[Data entries for graphics]
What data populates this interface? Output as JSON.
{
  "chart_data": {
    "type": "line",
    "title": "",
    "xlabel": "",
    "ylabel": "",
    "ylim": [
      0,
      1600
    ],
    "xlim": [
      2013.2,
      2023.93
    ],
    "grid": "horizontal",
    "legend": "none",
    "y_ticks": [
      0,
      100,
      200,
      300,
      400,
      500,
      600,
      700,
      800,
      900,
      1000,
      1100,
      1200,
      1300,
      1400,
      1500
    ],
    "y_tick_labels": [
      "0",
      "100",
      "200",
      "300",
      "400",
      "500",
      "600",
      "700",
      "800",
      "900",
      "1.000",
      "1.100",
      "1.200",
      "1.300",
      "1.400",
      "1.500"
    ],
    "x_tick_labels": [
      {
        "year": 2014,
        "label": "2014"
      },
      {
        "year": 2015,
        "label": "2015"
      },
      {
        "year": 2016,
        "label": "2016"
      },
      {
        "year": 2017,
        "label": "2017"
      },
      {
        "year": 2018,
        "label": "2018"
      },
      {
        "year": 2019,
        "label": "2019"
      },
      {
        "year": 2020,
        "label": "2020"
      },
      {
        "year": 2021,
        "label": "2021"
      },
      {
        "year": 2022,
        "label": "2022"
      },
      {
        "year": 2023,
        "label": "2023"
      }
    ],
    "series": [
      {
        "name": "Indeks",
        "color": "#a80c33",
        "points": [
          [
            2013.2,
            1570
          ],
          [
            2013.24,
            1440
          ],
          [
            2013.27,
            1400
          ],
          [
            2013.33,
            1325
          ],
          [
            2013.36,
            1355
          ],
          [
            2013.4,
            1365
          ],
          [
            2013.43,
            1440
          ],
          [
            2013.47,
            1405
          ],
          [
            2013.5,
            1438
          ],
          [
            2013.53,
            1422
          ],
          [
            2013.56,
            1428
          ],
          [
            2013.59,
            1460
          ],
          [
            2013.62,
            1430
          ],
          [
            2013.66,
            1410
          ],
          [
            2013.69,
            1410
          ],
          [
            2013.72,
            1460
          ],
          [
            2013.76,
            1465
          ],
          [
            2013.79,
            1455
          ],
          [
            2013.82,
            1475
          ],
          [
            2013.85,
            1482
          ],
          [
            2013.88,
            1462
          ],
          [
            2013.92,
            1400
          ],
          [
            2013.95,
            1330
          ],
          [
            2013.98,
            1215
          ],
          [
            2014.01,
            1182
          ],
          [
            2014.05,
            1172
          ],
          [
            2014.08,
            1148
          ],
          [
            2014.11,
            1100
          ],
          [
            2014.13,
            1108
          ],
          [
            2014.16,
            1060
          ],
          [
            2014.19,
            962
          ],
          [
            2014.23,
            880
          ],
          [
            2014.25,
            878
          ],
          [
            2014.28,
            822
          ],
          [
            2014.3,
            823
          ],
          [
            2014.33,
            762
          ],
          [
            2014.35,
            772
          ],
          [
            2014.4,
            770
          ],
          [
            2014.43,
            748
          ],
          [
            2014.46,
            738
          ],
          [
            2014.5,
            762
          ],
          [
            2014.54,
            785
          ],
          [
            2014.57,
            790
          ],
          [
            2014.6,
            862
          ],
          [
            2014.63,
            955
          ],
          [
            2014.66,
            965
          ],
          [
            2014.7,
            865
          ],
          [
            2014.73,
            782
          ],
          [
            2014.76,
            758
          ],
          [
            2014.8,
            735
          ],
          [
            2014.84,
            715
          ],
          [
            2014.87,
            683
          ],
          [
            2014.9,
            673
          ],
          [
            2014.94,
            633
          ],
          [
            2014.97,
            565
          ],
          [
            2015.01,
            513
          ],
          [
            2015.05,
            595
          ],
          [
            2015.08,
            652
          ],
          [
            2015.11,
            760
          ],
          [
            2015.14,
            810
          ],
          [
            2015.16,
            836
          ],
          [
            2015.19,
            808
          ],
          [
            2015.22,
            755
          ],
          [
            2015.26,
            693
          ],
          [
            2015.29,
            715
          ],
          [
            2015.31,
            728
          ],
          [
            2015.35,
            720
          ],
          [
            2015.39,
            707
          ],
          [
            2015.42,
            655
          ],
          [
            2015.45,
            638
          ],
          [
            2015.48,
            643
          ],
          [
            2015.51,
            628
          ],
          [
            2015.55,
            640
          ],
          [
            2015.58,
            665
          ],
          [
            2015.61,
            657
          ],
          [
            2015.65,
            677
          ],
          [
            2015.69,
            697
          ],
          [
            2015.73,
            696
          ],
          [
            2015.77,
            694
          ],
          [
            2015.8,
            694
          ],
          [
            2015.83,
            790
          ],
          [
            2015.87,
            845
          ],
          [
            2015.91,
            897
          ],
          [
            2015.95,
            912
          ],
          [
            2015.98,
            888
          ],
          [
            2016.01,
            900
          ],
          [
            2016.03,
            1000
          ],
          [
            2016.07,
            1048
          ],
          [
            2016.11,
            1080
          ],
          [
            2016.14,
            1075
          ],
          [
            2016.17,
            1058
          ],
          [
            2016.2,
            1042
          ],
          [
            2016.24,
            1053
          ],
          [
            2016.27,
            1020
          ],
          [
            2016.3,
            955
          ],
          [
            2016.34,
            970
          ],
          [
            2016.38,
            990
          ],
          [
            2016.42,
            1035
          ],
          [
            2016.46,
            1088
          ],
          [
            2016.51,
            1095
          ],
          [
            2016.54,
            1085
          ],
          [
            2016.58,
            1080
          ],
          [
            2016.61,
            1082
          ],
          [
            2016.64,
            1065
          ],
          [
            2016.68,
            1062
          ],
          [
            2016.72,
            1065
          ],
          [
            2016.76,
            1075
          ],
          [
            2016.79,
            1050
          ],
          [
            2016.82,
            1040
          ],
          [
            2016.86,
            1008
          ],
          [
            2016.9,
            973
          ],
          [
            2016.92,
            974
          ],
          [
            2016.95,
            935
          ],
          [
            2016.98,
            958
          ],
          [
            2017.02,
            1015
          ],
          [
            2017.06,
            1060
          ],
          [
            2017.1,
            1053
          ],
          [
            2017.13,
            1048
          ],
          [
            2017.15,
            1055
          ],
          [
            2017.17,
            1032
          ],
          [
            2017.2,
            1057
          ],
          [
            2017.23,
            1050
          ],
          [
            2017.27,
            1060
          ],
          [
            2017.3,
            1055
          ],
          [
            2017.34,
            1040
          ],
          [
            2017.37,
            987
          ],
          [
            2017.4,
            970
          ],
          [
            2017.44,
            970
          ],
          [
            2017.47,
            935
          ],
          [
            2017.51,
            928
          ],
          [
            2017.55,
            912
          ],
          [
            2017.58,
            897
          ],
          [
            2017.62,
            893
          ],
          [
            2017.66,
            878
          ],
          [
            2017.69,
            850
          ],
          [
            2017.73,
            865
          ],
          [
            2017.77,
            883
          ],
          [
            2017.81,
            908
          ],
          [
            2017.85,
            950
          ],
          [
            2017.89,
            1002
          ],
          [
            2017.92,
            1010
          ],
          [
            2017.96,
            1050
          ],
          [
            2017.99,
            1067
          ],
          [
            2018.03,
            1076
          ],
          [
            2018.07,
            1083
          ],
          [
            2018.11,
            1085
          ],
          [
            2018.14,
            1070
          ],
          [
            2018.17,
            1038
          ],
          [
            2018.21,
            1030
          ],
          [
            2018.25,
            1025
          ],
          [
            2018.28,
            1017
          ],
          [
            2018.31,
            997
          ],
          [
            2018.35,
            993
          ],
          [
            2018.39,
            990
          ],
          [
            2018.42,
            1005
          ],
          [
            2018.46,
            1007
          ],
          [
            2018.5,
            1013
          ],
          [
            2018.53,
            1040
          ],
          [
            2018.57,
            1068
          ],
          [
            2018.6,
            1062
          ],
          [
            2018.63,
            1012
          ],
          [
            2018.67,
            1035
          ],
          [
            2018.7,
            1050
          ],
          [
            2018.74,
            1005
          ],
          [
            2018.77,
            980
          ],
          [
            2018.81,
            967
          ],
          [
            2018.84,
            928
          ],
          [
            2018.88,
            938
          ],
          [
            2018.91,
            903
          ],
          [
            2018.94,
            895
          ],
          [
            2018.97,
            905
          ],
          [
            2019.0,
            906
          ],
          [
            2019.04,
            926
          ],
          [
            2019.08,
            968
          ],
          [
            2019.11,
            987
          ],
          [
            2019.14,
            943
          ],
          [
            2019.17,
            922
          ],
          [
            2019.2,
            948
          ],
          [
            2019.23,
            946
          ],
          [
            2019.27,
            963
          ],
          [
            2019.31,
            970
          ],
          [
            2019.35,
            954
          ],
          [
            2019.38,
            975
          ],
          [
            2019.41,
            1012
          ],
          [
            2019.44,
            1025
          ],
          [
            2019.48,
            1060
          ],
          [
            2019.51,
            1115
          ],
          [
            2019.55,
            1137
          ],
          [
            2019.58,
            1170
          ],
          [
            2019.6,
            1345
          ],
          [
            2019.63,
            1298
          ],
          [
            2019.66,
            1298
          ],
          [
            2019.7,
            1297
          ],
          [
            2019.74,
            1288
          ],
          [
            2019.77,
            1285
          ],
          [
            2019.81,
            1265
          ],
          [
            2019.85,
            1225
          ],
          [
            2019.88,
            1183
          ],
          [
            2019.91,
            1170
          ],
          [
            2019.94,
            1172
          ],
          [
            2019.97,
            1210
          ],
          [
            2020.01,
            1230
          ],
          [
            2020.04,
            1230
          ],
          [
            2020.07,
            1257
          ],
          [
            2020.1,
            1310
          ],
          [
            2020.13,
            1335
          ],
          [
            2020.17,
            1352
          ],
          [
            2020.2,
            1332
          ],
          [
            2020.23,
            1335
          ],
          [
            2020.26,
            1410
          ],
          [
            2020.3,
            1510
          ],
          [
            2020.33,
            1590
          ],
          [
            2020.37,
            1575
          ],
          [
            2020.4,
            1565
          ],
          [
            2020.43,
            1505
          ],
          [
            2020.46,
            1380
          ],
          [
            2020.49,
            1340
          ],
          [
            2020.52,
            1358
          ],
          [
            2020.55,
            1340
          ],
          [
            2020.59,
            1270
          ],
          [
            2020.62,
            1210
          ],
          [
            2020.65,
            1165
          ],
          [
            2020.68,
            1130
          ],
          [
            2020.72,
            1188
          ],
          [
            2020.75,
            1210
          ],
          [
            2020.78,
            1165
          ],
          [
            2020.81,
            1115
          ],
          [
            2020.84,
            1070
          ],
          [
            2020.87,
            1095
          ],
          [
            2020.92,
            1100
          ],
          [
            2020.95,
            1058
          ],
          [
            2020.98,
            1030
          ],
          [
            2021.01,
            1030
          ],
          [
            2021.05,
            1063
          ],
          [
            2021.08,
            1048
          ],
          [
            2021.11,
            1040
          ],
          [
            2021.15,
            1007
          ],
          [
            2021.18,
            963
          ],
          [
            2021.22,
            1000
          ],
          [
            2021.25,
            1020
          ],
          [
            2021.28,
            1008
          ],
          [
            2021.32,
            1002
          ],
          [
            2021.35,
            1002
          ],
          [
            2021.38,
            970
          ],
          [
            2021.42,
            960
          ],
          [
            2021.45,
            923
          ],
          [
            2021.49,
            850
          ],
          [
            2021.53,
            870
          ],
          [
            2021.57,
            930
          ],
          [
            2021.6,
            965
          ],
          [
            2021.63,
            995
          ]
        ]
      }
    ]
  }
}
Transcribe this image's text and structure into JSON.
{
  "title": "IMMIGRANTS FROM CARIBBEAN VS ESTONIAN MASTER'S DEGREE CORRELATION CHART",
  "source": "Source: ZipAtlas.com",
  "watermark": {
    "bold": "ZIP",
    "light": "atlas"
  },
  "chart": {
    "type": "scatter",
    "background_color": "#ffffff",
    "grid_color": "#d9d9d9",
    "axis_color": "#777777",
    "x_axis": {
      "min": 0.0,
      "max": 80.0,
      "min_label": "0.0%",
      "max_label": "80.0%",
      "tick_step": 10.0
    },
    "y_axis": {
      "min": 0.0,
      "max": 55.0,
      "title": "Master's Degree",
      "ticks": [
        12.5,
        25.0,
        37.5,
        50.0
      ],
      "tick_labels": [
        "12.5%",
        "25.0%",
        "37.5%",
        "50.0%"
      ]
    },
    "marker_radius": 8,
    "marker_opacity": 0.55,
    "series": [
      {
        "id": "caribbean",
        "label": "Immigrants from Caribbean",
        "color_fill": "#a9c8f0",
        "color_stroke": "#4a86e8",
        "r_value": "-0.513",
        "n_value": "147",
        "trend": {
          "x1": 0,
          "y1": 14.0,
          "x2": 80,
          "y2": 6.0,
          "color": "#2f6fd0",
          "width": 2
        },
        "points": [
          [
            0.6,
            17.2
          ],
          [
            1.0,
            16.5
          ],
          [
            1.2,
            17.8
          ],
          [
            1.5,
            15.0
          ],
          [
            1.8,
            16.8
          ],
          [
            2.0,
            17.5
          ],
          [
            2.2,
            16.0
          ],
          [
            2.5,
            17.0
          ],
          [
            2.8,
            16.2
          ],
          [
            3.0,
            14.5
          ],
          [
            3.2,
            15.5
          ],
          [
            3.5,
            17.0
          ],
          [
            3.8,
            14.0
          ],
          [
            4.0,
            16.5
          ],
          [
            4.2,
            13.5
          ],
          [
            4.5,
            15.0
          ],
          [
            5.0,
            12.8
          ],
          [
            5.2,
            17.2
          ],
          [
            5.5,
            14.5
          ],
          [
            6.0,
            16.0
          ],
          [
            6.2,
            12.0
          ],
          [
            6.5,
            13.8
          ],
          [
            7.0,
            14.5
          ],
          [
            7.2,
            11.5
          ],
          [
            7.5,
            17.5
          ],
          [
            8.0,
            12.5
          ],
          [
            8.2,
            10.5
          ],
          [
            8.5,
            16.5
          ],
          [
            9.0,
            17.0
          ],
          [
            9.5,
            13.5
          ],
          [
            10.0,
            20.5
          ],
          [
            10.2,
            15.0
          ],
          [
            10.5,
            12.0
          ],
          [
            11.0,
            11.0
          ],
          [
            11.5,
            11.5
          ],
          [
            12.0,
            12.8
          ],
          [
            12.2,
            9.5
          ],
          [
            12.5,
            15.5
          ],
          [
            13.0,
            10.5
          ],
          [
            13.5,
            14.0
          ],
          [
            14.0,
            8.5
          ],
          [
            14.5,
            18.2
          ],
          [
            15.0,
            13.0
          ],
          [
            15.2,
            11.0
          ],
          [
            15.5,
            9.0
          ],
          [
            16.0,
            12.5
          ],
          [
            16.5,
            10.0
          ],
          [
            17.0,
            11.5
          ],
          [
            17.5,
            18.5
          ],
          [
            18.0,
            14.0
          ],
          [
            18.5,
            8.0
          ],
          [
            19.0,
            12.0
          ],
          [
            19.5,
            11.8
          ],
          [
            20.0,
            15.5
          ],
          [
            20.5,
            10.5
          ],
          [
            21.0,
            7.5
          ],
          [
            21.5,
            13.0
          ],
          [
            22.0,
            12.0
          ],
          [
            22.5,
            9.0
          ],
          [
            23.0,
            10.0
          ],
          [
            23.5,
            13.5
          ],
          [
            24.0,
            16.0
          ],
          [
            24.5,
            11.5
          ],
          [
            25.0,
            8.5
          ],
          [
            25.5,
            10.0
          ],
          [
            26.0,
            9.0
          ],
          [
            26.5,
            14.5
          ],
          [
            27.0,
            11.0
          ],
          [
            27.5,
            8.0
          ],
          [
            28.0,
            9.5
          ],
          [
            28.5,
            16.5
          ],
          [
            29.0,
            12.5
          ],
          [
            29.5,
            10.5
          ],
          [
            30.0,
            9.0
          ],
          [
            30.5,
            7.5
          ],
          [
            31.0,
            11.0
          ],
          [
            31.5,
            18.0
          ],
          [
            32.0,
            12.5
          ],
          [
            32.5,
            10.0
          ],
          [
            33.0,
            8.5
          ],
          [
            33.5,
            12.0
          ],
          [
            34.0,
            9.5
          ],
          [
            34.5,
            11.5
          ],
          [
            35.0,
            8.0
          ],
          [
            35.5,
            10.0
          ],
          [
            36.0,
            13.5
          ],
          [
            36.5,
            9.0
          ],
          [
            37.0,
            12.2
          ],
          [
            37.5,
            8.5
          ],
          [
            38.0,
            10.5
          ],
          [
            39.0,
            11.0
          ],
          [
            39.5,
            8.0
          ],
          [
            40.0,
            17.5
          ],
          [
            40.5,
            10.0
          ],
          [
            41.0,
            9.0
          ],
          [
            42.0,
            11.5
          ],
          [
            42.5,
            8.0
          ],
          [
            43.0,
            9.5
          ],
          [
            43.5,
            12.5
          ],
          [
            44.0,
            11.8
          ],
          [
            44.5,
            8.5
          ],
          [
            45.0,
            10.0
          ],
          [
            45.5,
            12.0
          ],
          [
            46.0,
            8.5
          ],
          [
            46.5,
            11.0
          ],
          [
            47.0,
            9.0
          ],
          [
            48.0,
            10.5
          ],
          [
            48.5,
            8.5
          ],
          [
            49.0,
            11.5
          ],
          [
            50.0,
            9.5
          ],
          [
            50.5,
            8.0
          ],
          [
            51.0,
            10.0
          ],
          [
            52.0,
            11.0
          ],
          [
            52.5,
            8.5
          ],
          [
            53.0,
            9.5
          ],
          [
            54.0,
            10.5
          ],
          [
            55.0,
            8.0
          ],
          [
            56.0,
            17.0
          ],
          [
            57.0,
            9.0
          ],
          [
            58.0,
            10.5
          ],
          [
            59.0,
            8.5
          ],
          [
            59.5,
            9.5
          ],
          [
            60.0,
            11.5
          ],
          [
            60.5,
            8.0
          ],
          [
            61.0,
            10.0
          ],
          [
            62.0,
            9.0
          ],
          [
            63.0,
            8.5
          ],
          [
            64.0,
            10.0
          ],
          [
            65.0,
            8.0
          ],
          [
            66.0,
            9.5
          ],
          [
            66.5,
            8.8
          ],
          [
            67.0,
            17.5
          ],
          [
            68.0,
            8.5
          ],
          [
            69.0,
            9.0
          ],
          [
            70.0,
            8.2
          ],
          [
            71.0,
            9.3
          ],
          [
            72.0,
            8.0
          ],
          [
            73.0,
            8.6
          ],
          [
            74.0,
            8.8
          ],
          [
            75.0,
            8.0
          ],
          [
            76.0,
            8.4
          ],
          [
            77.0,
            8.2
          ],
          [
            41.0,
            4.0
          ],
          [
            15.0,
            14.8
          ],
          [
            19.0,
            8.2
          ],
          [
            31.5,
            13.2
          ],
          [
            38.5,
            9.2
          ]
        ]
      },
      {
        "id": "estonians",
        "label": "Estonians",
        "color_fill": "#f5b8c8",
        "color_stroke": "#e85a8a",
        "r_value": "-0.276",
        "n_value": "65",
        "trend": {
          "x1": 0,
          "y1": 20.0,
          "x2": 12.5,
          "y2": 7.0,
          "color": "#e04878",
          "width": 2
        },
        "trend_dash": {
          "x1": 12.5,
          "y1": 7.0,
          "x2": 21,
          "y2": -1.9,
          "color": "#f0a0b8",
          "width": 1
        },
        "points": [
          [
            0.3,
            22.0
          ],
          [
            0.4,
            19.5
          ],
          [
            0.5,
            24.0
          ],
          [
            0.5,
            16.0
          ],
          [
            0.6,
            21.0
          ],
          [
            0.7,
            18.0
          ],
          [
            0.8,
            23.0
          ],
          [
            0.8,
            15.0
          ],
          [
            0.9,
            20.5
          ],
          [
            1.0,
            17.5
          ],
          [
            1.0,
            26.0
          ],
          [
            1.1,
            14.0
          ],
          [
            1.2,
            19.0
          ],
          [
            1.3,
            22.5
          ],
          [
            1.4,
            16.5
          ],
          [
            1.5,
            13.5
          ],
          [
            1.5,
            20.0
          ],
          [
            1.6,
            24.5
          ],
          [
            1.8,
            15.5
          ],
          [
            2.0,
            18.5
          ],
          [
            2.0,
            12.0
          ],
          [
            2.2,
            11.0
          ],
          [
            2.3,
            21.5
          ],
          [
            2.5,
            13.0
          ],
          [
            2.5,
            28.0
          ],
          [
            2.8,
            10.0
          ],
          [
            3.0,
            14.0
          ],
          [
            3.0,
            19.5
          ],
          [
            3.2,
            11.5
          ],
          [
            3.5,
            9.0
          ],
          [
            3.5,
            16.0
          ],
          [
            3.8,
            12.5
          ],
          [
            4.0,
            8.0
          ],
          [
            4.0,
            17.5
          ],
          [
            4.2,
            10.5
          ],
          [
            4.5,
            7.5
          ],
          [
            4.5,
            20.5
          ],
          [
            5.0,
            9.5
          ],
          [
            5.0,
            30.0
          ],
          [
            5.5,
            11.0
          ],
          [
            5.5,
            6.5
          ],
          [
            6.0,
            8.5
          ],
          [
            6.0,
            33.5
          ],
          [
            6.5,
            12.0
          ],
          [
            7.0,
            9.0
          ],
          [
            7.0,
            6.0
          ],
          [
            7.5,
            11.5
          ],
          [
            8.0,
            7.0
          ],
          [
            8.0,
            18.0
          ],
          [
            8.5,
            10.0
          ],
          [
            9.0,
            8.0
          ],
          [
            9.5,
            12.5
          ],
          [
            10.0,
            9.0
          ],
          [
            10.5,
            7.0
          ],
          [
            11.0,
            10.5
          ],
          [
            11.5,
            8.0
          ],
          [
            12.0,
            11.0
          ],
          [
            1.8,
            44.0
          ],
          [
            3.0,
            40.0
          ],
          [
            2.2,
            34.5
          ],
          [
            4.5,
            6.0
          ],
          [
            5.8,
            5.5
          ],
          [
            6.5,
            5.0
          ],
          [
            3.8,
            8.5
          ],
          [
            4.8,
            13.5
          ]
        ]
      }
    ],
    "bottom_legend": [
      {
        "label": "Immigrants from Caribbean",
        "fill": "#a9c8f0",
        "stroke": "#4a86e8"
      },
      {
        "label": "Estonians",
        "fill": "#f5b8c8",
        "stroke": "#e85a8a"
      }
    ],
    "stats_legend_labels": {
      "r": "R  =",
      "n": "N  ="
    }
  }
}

--- YOUR INSTRUCTIONS ---
From the data above, show each line that contains "JSON".

--- CORRECT OUTPUT ---
What data populates this interface? Output as JSON.
Transcribe this image's text and structure into JSON.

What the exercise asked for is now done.